What to do> Return the lines below that carry the word "Component".

Task inputs>

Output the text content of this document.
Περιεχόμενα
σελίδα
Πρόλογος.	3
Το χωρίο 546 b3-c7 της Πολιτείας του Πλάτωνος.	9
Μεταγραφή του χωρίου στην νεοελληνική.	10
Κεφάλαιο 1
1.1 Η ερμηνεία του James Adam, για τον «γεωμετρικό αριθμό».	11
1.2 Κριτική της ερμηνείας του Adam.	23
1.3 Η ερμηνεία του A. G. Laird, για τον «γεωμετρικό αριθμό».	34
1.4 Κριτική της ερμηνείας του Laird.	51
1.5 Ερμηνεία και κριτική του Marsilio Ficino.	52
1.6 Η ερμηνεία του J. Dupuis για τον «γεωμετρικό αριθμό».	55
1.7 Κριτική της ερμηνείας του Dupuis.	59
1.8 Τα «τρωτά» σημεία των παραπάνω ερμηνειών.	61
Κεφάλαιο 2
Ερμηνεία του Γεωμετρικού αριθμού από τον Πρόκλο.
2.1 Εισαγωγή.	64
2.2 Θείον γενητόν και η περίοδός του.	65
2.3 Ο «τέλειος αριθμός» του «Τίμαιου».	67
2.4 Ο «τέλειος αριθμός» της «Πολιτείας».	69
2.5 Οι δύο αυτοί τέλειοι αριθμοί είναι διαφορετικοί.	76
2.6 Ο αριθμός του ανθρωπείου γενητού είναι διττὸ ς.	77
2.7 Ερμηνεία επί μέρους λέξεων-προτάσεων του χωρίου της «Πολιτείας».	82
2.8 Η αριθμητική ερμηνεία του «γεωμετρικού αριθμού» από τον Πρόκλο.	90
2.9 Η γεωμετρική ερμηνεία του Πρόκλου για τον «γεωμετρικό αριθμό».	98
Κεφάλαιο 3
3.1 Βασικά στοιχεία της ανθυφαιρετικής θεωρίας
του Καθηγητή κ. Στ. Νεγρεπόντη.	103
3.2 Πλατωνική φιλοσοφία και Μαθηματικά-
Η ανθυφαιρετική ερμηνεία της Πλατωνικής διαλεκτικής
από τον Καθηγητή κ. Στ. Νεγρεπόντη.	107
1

==

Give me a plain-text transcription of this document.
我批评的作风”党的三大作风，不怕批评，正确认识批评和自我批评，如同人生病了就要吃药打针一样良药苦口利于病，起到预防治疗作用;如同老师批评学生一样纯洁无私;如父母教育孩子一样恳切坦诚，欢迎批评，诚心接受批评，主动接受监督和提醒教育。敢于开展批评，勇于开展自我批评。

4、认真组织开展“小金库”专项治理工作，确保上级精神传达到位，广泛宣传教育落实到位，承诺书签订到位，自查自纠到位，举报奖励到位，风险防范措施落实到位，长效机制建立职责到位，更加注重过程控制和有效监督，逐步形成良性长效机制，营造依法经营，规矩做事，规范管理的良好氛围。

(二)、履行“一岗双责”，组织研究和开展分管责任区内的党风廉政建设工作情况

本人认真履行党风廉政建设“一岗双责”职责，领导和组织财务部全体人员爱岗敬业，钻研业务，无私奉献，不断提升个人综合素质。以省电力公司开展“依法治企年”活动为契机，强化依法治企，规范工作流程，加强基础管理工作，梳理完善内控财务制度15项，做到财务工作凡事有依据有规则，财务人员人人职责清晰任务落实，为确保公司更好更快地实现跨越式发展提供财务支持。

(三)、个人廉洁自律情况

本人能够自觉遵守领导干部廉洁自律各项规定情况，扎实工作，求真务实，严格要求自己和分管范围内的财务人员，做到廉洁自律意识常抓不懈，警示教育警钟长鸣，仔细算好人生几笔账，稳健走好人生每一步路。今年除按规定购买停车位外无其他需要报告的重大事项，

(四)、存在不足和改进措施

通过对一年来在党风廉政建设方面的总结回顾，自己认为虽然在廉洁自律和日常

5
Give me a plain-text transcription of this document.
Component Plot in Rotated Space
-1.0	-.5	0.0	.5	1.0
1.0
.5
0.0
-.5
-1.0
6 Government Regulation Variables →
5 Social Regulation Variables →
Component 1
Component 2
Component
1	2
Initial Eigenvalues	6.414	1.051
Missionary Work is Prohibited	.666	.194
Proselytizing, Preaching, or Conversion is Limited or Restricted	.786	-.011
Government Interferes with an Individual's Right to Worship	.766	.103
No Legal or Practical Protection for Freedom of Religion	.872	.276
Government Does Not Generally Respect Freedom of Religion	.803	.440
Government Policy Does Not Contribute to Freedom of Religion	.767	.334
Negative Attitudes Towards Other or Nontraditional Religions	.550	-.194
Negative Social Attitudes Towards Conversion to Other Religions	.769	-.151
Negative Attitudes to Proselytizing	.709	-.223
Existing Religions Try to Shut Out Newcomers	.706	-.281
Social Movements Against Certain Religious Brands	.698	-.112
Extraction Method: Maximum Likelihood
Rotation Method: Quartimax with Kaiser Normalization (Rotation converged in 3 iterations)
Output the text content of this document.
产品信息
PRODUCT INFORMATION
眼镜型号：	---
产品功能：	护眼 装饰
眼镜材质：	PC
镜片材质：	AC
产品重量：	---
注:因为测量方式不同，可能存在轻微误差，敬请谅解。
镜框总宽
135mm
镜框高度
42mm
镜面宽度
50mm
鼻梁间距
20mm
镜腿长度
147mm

Exercise result>
Component Plot in Rotated Space
Component 1
Component 2
Component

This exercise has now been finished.